* _Required task_: Locate and copy all lines bearing the word "subtitle".

* _Data supplied_:
────────────────────
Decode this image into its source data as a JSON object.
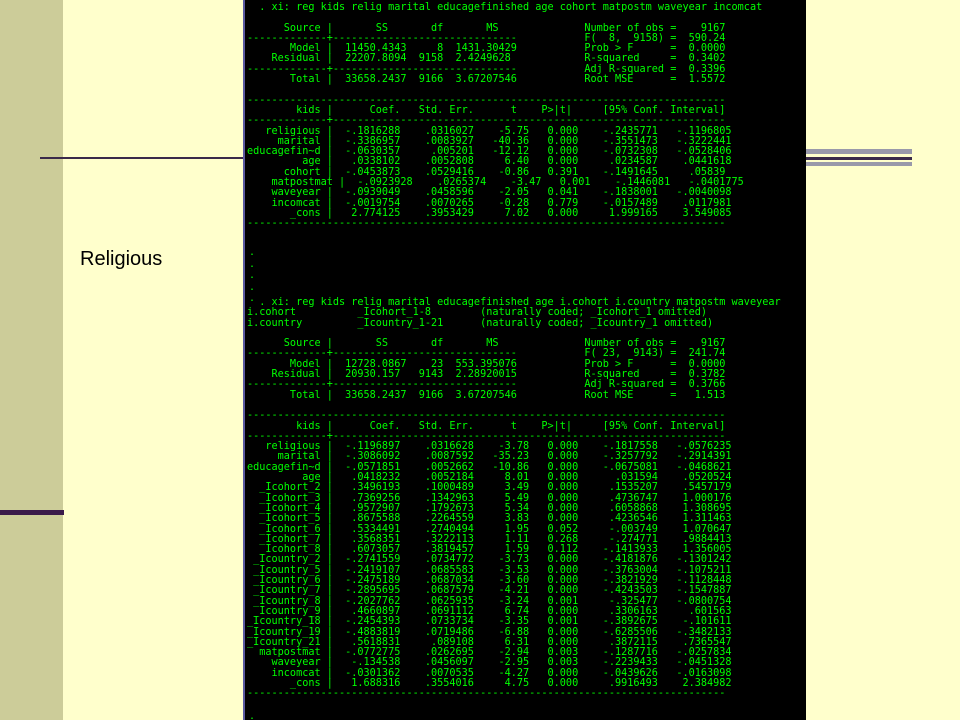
{
  "slide": {
    "side_label": "Religious"
  },
  "console": {
    "regression_1": "  . xi: reg kids relig marital educagefinished age cohort matpostm waveyear incomcat\n\n      Source |       SS       df       MS              Number of obs =    9167\n-------------+------------------------------           F(  8,  9158) =  590.24\n       Model |  11450.4343     8  1431.30429           Prob > F      =  0.0000\n    Residual |  22207.8094  9158  2.4249628            R-squared     =  0.3402\n-------------+------------------------------           Adj R-squared =  0.3396\n       Total |  33658.2437  9166  3.67207546           Root MSE      =  1.5572\n\n------------------------------------------------------------------------------\n        kids |      Coef.   Std. Err.      t    P>|t|     [95% Conf. Interval]\n-------------+----------------------------------------------------------------\n   religious |  -.1816288    .0316027    -5.75   0.000    -.2435771   -.1196805\n     marital |  -.3386957    .0083927   -40.36   0.000    -.3551473   -.3222441\neducagefin~d |  -.0630357     .005201   -12.12   0.000    -.0732308   -.0528406\n         age |   .0338102    .0052808     6.40   0.000     .0234587    .0441618\n      cohort |  -.0453873    .0529416    -0.86   0.391    -.1491645     .05839\n    matpostmat |  -.0923928    .0265374    -3.47   0.001    -.1446081   -.0401775\n    waveyear |  -.0939049    .0458596    -2.05   0.041    -.1838001   -.0040098\n    incomcat |  -.0019754    .0070265    -0.28   0.779    -.0157489    .0117981\n       _cons |   2.774125    .3953429     7.02   0.000     1.999165    3.549085\n------------------------------------------------------------------------------",
    "prompt_mid": ".\n.\n.\n.\n.",
    "regression_2": "  . xi: reg kids relig marital educagefinished age i.cohort i.country matpostm waveyear\ni.cohort          _Icohort_1-8        (naturally coded; _Icohort_1 omitted)\ni.country         _Icountry_1-21      (naturally coded; _Icountry_1 omitted)\n\n      Source |       SS       df       MS              Number of obs =    9167\n-------------+------------------------------           F( 23,  9143) =  241.74\n       Model |  12728.0867    23  553.395076           Prob > F      =  0.0000\n    Residual |  20930.157   9143  2.28920015           R-squared     =  0.3782\n-------------+------------------------------           Adj R-squared =  0.3766\n       Total |  33658.2437  9166  3.67207546           Root MSE      =   1.513\n\n------------------------------------------------------------------------------\n        kids |      Coef.   Std. Err.      t    P>|t|     [95% Conf. Interval]\n-------------+----------------------------------------------------------------\n   religious |  -.1196897    .0316628    -3.78   0.000    -.1817558   -.0576235\n     marital |  -.3086092    .0087592   -35.23   0.000    -.3257792   -.2914391\neducagefin~d |  -.0571851    .0052662   -10.86   0.000    -.0675081   -.0468621\n         age |   .0418232    .0052184     8.01   0.000      .031594    .0520524\n  _Icohort_2 |   .3496193    .1000489     3.49   0.000     .1535207    .5457179\n  _Icohort_3 |   .7369256    .1342963     5.49   0.000     .4736747    1.000176\n  _Icohort_4 |   .9572907    .1792673     5.34   0.000     .6058868    1.308695\n  _Icohort_5 |   .8675588    .2264559     3.83   0.000     .4236546    1.311463\n  _Icohort_6 |   .5334491    .2740494     1.95   0.052     -.003749    1.070647\n  _Icohort_7 |   .3568351    .3222113     1.11   0.268     -.274771    .9884413\n  _Icohort_8 |   .6073057    .3819457     1.59   0.112    -.1413933    1.356005\n _Icountry_2 |  -.2741559    .0734772    -3.73   0.000    -.4181876   -.1301242\n _Icountry_5 |  -.2419107    .0685583    -3.53   0.000    -.3763004   -.1075211\n _Icountry_6 |  -.2475189    .0687034    -3.60   0.000    -.3821929   -.1128448\n _Icountry_7 |  -.2895695    .0687579    -4.21   0.000    -.4243503   -.1547887\n _Icountry_8 |  -.2027762    .0625935    -3.24   0.001     -.325477   -.0800754\n _Icountry_9 |   .4660897    .0691112     6.74   0.000     .3306163     .601563\n_Icountry_18 |  -.2454393    .0733734    -3.35   0.001    -.3892675    -.101611\n_Icountry_19 |  -.4883819    .0719486    -6.88   0.000    -.6285506   -.3482133\n_Icountry_21 |   .5618831     .089108     6.31   0.000     .3872115    .7365547\n  matpostmat |  -.0772775    .0262695    -2.94   0.003    -.1287716   -.0257834\n    waveyear |   -.134538    .0456097    -2.95   0.003    -.2239433   -.0451328\n    incomcat |  -.0301362    .0070535    -4.27   0.000    -.0439626   -.0163098\n       _cons |   1.688316    .3554016     4.75   0.000     .9916493    2.384982\n------------------------------------------------------------------------------",
    "prompt_end": "."
  },
  "colors": {
    "slide_background": "#ffffcc",
    "sidebar": "#cccc99",
    "accent_dark": "#3a1a4a",
    "accent_gray": "#9999aa",
    "console_background": "#000000",
    "console_text": "#00ff00"
  }
}
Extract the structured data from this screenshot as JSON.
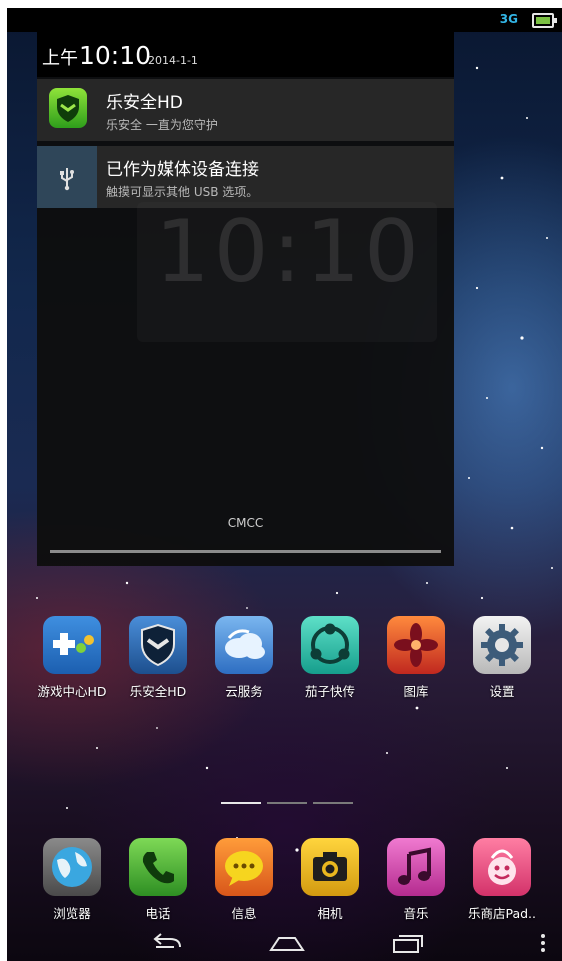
{
  "status_bar": {
    "network": "3G",
    "battery_icon": "battery-charging-icon"
  },
  "shade": {
    "time_ampm": "上午",
    "time": "10:10",
    "date": "2014-1-1",
    "notifications": [
      {
        "title": "乐安全HD",
        "subtitle": "乐安全 一直为您守护",
        "icon": "shield-icon"
      },
      {
        "title": "已作为媒体设备连接",
        "subtitle": "触摸可显示其他 USB 选项。",
        "icon": "usb-icon"
      }
    ],
    "carrier": "CMCC"
  },
  "home": {
    "row1": [
      {
        "label": "游戏中心HD",
        "icon": "gamepad-icon"
      },
      {
        "label": "乐安全HD",
        "icon": "shield-icon"
      },
      {
        "label": "云服务",
        "icon": "cloud-icon"
      },
      {
        "label": "茄子快传",
        "icon": "share-icon"
      },
      {
        "label": "图库",
        "icon": "gallery-flower-icon"
      },
      {
        "label": "设置",
        "icon": "gear-icon"
      }
    ],
    "page_indicator": {
      "pages": 3,
      "current": 1
    }
  },
  "dock": [
    {
      "label": "浏览器",
      "icon": "globe-icon"
    },
    {
      "label": "电话",
      "icon": "phone-icon"
    },
    {
      "label": "信息",
      "icon": "message-icon"
    },
    {
      "label": "相机",
      "icon": "camera-icon"
    },
    {
      "label": "音乐",
      "icon": "music-note-icon"
    },
    {
      "label": "乐商店Pad..",
      "icon": "store-bag-icon"
    }
  ],
  "navbar": [
    "back-icon",
    "home-icon",
    "recent-apps-icon",
    "menu-overflow-icon"
  ],
  "colors": {
    "accent": "#33b5e5",
    "shade_bg": "#0e0e0e",
    "notif_bg": "#272727"
  }
}
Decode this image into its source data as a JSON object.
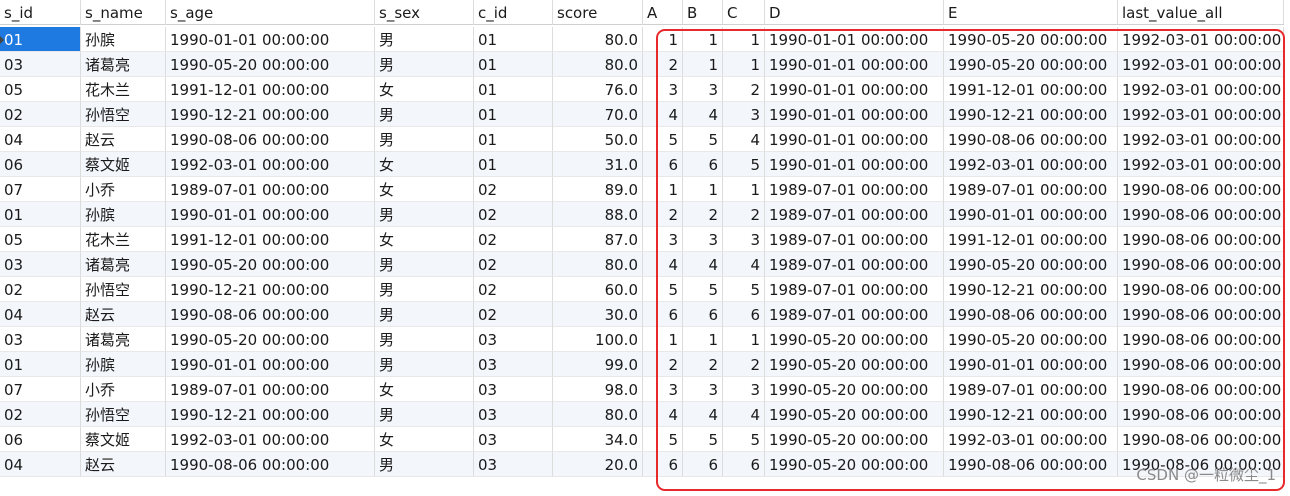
{
  "columns": [
    "s_id",
    "s_name",
    "s_age",
    "s_sex",
    "c_id",
    "score",
    "A",
    "B",
    "C",
    "D",
    "E",
    "last_value_all"
  ],
  "rows": [
    [
      "01",
      "孙膑",
      "1990-01-01 00:00:00",
      "男",
      "01",
      "80.0",
      "1",
      "1",
      "1",
      "1990-01-01 00:00:00",
      "1990-05-20 00:00:00",
      "1992-03-01 00:00:00"
    ],
    [
      "03",
      "诸葛亮",
      "1990-05-20 00:00:00",
      "男",
      "01",
      "80.0",
      "2",
      "1",
      "1",
      "1990-01-01 00:00:00",
      "1990-05-20 00:00:00",
      "1992-03-01 00:00:00"
    ],
    [
      "05",
      "花木兰",
      "1991-12-01 00:00:00",
      "女",
      "01",
      "76.0",
      "3",
      "3",
      "2",
      "1990-01-01 00:00:00",
      "1991-12-01 00:00:00",
      "1992-03-01 00:00:00"
    ],
    [
      "02",
      "孙悟空",
      "1990-12-21 00:00:00",
      "男",
      "01",
      "70.0",
      "4",
      "4",
      "3",
      "1990-01-01 00:00:00",
      "1990-12-21 00:00:00",
      "1992-03-01 00:00:00"
    ],
    [
      "04",
      "赵云",
      "1990-08-06 00:00:00",
      "男",
      "01",
      "50.0",
      "5",
      "5",
      "4",
      "1990-01-01 00:00:00",
      "1990-08-06 00:00:00",
      "1992-03-01 00:00:00"
    ],
    [
      "06",
      "蔡文姬",
      "1992-03-01 00:00:00",
      "女",
      "01",
      "31.0",
      "6",
      "6",
      "5",
      "1990-01-01 00:00:00",
      "1992-03-01 00:00:00",
      "1992-03-01 00:00:00"
    ],
    [
      "07",
      "小乔",
      "1989-07-01 00:00:00",
      "女",
      "02",
      "89.0",
      "1",
      "1",
      "1",
      "1989-07-01 00:00:00",
      "1989-07-01 00:00:00",
      "1990-08-06 00:00:00"
    ],
    [
      "01",
      "孙膑",
      "1990-01-01 00:00:00",
      "男",
      "02",
      "88.0",
      "2",
      "2",
      "2",
      "1989-07-01 00:00:00",
      "1990-01-01 00:00:00",
      "1990-08-06 00:00:00"
    ],
    [
      "05",
      "花木兰",
      "1991-12-01 00:00:00",
      "女",
      "02",
      "87.0",
      "3",
      "3",
      "3",
      "1989-07-01 00:00:00",
      "1991-12-01 00:00:00",
      "1990-08-06 00:00:00"
    ],
    [
      "03",
      "诸葛亮",
      "1990-05-20 00:00:00",
      "男",
      "02",
      "80.0",
      "4",
      "4",
      "4",
      "1989-07-01 00:00:00",
      "1990-05-20 00:00:00",
      "1990-08-06 00:00:00"
    ],
    [
      "02",
      "孙悟空",
      "1990-12-21 00:00:00",
      "男",
      "02",
      "60.0",
      "5",
      "5",
      "5",
      "1989-07-01 00:00:00",
      "1990-12-21 00:00:00",
      "1990-08-06 00:00:00"
    ],
    [
      "04",
      "赵云",
      "1990-08-06 00:00:00",
      "男",
      "02",
      "30.0",
      "6",
      "6",
      "6",
      "1989-07-01 00:00:00",
      "1990-08-06 00:00:00",
      "1990-08-06 00:00:00"
    ],
    [
      "03",
      "诸葛亮",
      "1990-05-20 00:00:00",
      "男",
      "03",
      "100.0",
      "1",
      "1",
      "1",
      "1990-05-20 00:00:00",
      "1990-05-20 00:00:00",
      "1990-08-06 00:00:00"
    ],
    [
      "01",
      "孙膑",
      "1990-01-01 00:00:00",
      "男",
      "03",
      "99.0",
      "2",
      "2",
      "2",
      "1990-05-20 00:00:00",
      "1990-01-01 00:00:00",
      "1990-08-06 00:00:00"
    ],
    [
      "07",
      "小乔",
      "1989-07-01 00:00:00",
      "女",
      "03",
      "98.0",
      "3",
      "3",
      "3",
      "1990-05-20 00:00:00",
      "1989-07-01 00:00:00",
      "1990-08-06 00:00:00"
    ],
    [
      "02",
      "孙悟空",
      "1990-12-21 00:00:00",
      "男",
      "03",
      "80.0",
      "4",
      "4",
      "4",
      "1990-05-20 00:00:00",
      "1990-12-21 00:00:00",
      "1990-08-06 00:00:00"
    ],
    [
      "06",
      "蔡文姬",
      "1992-03-01 00:00:00",
      "女",
      "03",
      "34.0",
      "5",
      "5",
      "5",
      "1990-05-20 00:00:00",
      "1992-03-01 00:00:00",
      "1990-08-06 00:00:00"
    ],
    [
      "04",
      "赵云",
      "1990-08-06 00:00:00",
      "男",
      "03",
      "20.0",
      "6",
      "6",
      "6",
      "1990-05-20 00:00:00",
      "1990-08-06 00:00:00",
      "1990-08-06 00:00:00"
    ]
  ],
  "selected_cell": {
    "row": 0,
    "col": 0
  },
  "highlight_color": "#e8292b",
  "selection_color": "#1e7ae0",
  "watermark": "CSDN @一粒微尘_1"
}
────────────────────
* _Output of the task_:
        "subtitle": "乐安全 一直为您守护",
        "subtitle": "触摸可显示其他 USB 选项。",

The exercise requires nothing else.